## start RECORDS SHOWN
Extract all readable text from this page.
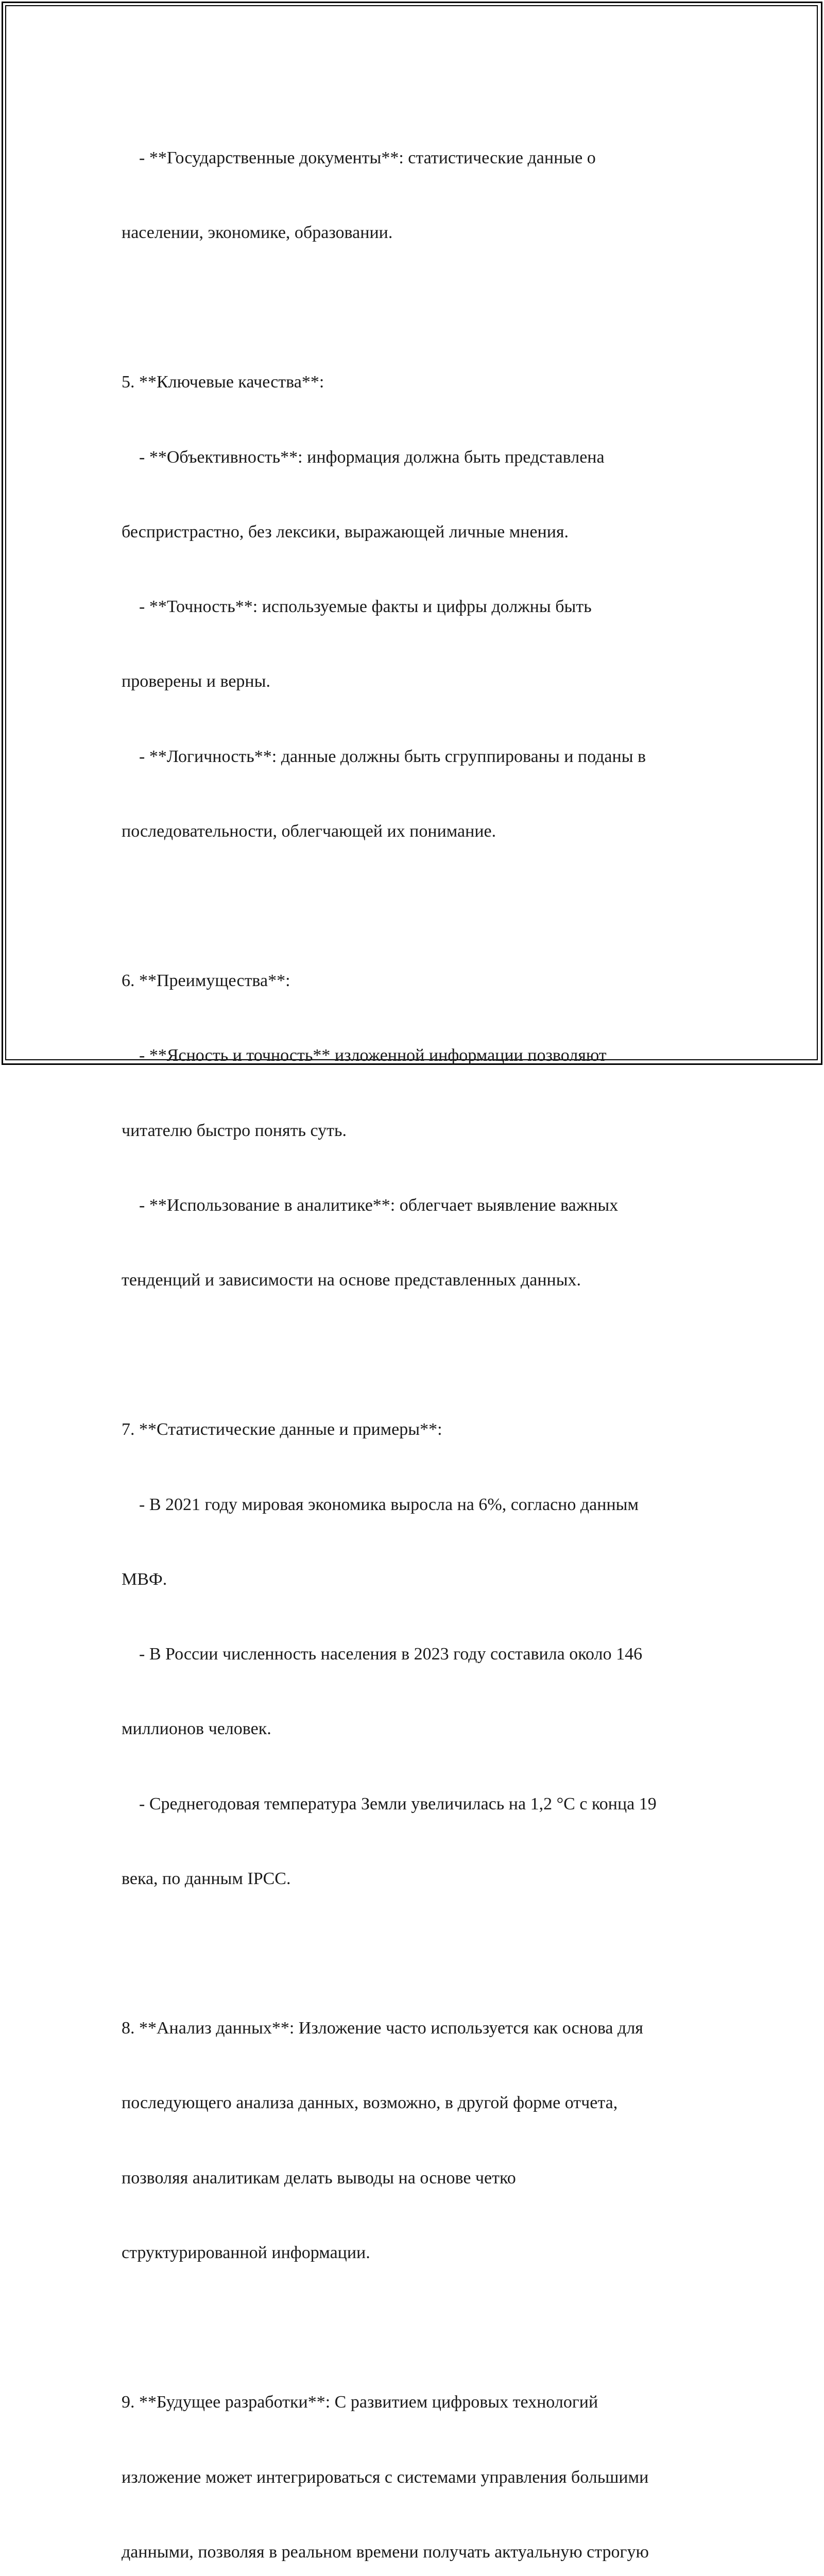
- **Государственные документы**: статистические данные о

населении, экономике, образовании.

5. **Ключевые качества**:

- **Объективность**: информация должна быть представлена

беспристрастно, без лексики, выражающей личные мнения.

- **Точность**: используемые факты и цифры должны быть

проверены и верны.

- **Логичность**: данные должны быть сгруппированы и поданы в

последовательности, облегчающей их понимание.

6. **Преимущества**:

- **Ясность и точность** изложенной информации позволяют

читателю быстро понять суть.

- **Использование в аналитике**: облегчает выявление важных

тенденций и зависимости на основе представленных данных.

7. **Статистические данные и примеры**:

- В 2021 году мировая экономика выросла на 6%, согласно данным

МВФ.

- В России численность населения в 2023 году составила около 146

миллионов человек.

- Среднегодовая температура Земли увеличилась на 1,2 °C с конца 19

века, по данным IPCC.

8. **Анализ данных**: Изложение часто используется как основа для

последующего анализа данных, возможно, в другой форме отчета,

позволяя аналитикам делать выводы на основе четко

структурированной информации.

9. **Будущее разработки**: С развитием цифровых технологий

изложение может интегрироваться с системами управления большими

данными, позволяя в реальном времени получать актуальную строгую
## end RECORDS SHOWN
Print out the whole of the material word for word, without pictures.

Extract all readable text from this page.
- **Государственные документы**: статистические данные о

населении, экономике, образовании.

5. **Ключевые качества**:

- **Объективность**: информация должна быть представлена

беспристрастно, без лексики, выражающей личные мнения.

- **Точность**: используемые факты и цифры должны быть

проверены и верны.

- **Логичность**: данные должны быть сгруппированы и поданы в

последовательности, облегчающей их понимание.

6. **Преимущества**:

- **Ясность и точность** изложенной информации позволяют

читателю быстро понять суть.

- **Использование в аналитике**: облегчает выявление важных

тенденций и зависимости на основе представленных данных.

7. **Статистические данные и примеры**:

- В 2021 году мировая экономика выросла на 6%, согласно данным

МВФ.

- В России численность населения в 2023 году составила около 146

миллионов человек.

- Среднегодовая температура Земли увеличилась на 1,2 °C с конца 19

века, по данным IPCC.

8. **Анализ данных**: Изложение часто используется как основа для

последующего анализа данных, возможно, в другой форме отчета,

позволяя аналитикам делать выводы на основе четко

структурированной информации.

9. **Будущее разработки**: С развитием цифровых технологий

изложение может интегрироваться с системами управления большими

данными, позволяя в реальном времени получать актуальную строгую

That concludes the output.